JOB:
Every line with the word "rear" in it should be extracted from the data that follows.

[Stored records]
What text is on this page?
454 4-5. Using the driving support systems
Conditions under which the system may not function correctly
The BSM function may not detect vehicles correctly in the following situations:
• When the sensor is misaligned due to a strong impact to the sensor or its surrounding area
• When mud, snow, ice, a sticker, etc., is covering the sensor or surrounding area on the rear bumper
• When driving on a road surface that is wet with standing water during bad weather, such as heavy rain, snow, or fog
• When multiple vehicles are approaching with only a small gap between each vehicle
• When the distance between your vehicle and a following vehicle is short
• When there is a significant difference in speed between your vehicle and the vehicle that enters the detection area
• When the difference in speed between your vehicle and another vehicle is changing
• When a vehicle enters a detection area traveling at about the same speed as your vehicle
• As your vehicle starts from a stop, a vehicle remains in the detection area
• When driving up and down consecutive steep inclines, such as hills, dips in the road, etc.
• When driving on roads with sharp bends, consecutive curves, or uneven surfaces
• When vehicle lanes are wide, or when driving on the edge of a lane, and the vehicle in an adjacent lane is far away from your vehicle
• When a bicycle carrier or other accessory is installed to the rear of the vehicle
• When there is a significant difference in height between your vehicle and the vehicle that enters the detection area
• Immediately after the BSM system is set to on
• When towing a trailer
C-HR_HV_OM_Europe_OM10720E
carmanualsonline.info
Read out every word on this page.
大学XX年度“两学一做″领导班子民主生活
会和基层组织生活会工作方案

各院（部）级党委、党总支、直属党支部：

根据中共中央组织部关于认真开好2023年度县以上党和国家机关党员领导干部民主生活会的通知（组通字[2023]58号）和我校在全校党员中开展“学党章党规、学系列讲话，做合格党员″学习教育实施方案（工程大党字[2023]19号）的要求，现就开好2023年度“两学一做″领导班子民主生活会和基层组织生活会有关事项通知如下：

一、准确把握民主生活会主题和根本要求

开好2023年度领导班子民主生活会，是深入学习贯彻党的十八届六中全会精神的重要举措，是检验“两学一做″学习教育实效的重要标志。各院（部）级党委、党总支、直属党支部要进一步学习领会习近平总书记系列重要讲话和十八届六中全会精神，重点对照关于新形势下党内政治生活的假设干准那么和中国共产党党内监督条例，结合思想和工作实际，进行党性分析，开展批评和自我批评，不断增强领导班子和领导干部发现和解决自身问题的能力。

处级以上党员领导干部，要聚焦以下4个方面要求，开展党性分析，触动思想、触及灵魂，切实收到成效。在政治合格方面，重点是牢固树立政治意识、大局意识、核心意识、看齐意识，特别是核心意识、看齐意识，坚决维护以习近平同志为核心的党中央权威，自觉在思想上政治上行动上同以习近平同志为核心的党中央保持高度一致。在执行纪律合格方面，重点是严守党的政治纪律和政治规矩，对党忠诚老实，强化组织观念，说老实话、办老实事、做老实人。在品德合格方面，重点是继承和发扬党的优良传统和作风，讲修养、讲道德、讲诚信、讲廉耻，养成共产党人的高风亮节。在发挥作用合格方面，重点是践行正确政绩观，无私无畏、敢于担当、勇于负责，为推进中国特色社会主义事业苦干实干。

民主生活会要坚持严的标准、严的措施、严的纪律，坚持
--
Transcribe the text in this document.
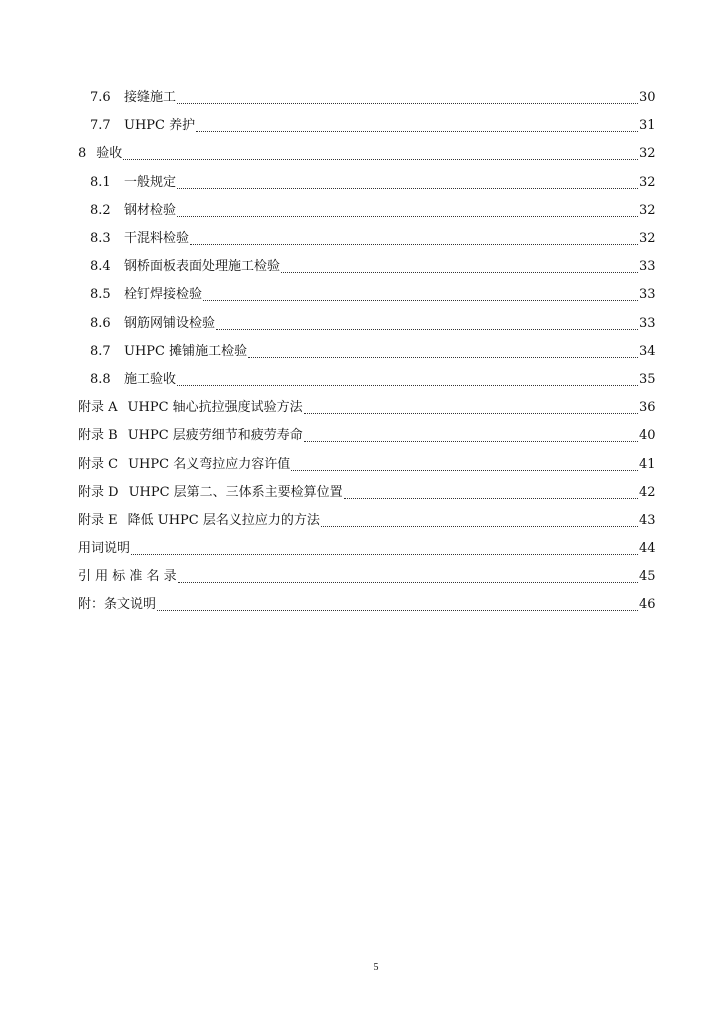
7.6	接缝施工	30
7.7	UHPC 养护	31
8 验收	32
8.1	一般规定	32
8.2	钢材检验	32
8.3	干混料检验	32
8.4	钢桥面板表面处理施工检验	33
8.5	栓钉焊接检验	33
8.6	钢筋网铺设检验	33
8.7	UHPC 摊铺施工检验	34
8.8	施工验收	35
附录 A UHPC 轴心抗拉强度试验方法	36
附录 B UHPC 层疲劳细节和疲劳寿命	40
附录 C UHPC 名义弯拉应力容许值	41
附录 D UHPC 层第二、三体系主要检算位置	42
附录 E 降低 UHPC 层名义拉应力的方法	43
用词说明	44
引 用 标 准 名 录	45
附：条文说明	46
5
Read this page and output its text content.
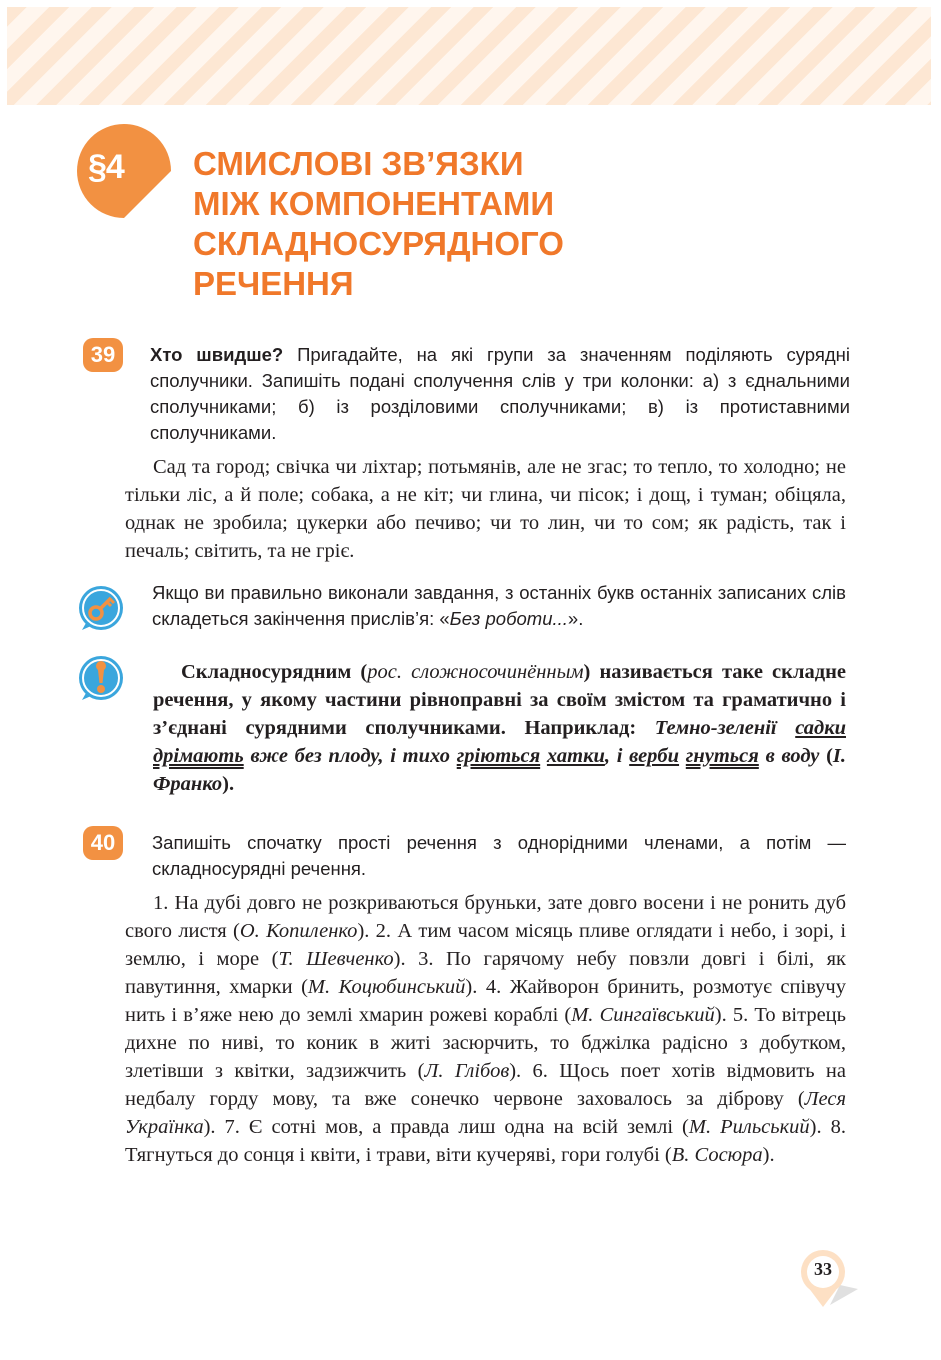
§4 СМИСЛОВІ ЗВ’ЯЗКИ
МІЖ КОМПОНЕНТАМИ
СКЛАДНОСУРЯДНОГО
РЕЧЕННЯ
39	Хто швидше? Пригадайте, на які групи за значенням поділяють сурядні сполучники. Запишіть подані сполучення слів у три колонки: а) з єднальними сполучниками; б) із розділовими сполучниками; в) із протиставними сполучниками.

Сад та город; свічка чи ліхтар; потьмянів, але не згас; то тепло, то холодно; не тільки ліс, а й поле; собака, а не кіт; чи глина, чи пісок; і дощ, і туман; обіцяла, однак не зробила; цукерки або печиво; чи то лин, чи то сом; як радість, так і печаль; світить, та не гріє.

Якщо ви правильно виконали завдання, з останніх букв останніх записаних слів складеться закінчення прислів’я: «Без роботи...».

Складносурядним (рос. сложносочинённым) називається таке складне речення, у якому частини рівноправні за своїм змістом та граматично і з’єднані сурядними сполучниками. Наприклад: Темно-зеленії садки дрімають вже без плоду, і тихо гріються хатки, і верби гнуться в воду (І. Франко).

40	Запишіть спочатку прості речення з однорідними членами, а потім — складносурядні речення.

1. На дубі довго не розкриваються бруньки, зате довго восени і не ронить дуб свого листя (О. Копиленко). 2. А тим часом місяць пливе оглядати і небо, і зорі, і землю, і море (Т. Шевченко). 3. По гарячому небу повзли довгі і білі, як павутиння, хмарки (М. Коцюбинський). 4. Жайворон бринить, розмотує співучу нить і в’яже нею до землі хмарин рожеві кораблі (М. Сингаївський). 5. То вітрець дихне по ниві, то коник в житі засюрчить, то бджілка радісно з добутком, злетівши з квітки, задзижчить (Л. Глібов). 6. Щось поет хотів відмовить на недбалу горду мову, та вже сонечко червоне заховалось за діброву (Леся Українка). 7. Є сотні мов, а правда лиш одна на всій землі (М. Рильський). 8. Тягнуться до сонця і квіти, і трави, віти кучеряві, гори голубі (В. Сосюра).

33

EXERCISE OUTPUT:
• When mud, snow, ice, a sticker, etc., is covering the sensor or surrounding area on the rear bumper
• When a bicycle carrier or other accessory is installed to the rear of the vehicle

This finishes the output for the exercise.